Repeat the whole of the data, keeping every detail the same.

-- BEGIN Record list --

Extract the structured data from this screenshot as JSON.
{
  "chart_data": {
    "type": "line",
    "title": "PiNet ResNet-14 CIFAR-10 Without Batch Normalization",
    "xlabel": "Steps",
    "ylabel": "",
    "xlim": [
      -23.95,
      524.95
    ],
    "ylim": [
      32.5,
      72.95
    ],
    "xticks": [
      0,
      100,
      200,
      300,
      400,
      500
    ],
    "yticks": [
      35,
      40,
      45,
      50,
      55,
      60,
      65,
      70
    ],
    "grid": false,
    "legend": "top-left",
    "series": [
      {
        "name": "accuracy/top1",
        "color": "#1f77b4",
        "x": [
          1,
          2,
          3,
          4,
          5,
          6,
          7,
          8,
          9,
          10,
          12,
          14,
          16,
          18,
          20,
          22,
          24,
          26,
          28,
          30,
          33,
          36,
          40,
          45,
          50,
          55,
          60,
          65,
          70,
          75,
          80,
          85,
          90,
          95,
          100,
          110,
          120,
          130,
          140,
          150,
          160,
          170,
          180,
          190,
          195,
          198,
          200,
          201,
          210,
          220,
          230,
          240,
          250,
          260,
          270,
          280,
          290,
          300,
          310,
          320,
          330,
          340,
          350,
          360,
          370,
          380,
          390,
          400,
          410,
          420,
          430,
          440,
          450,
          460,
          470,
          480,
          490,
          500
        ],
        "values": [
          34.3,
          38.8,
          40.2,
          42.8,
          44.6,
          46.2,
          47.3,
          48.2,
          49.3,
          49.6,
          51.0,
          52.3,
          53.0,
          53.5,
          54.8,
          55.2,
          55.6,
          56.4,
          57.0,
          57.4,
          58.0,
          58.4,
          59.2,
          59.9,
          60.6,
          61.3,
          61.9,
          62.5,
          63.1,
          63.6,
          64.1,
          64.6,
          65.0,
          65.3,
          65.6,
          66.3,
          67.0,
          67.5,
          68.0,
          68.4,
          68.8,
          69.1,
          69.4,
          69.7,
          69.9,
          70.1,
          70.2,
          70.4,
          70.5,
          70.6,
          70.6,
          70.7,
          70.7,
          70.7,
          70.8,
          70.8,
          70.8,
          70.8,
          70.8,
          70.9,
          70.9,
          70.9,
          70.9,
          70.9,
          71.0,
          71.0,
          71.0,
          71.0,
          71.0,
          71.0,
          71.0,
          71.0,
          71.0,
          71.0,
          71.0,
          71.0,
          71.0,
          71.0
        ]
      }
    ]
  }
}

-- END Record list --

# Exercise solution
Extract the structured data from this screenshot as JSON.
{
  "chart_data": {
    "type": "line",
    "title": "PiNet ResNet-14 CIFAR-10 Without Batch Normalization",
    "xlabel": "Steps",
    "ylabel": "",
    "xlim": [
      -23.95,
      524.95
    ],
    "ylim": [
      32.5,
      72.95
    ],
    "xticks": [
      0,
      100,
      200,
      300,
      400,
      500
    ],
    "yticks": [
      35,
      40,
      45,
      50,
      55,
      60,
      65,
      70
    ],
    "grid": false,
    "legend": "top-left",
    "series": [
      {
        "name": "accuracy/top1",
        "color": "#1f77b4",
        "x": [
          1,
          2,
          3,
          4,
          5,
          6,
          7,
          8,
          9,
          10,
          12,
          14,
          16,
          18,
          20,
          22,
          24,
          26,
          28,
          30,
          33,
          36,
          40,
          45,
          50,
          55,
          60,
          65,
          70,
          75,
          80,
          85,
          90,
          95,
          100,
          110,
          120,
          130,
          140,
          150,
          160,
          170,
          180,
          190,
          195,
          198,
          200,
          201,
          210,
          220,
          230,
          240,
          250,
          260,
          270,
          280,
          290,
          300,
          310,
          320,
          330,
          340,
          350,
          360,
          370,
          380,
          390,
          400,
          410,
          420,
          430,
          440,
          450,
          460,
          470,
          480,
          490,
          500
        ],
        "values": [
          34.3,
          38.8,
          40.2,
          42.8,
          44.6,
          46.2,
          47.3,
          48.2,
          49.3,
          49.6,
          51.0,
          52.3,
          53.0,
          53.5,
          54.8,
          55.2,
          55.6,
          56.4,
          57.0,
          57.4,
          58.0,
          58.4,
          59.2,
          59.9,
          60.6,
          61.3,
          61.9,
          62.5,
          63.1,
          63.6,
          64.1,
          64.6,
          65.0,
          65.3,
          65.6,
          66.3,
          67.0,
          67.5,
          68.0,
          68.4,
          68.8,
          69.1,
          69.4,
          69.7,
          69.9,
          70.1,
          70.2,
          70.4,
          70.5,
          70.6,
          70.6,
          70.7,
          70.7,
          70.7,
          70.8,
          70.8,
          70.8,
          70.8,
          70.8,
          70.9,
          70.9,
          70.9,
          70.9,
          70.9,
          71.0,
          71.0,
          71.0,
          71.0,
          71.0,
          71.0,
          71.0,
          71.0,
          71.0,
          71.0,
          71.0,
          71.0,
          71.0,
          71.0
        ]
      }
    ]
  }
}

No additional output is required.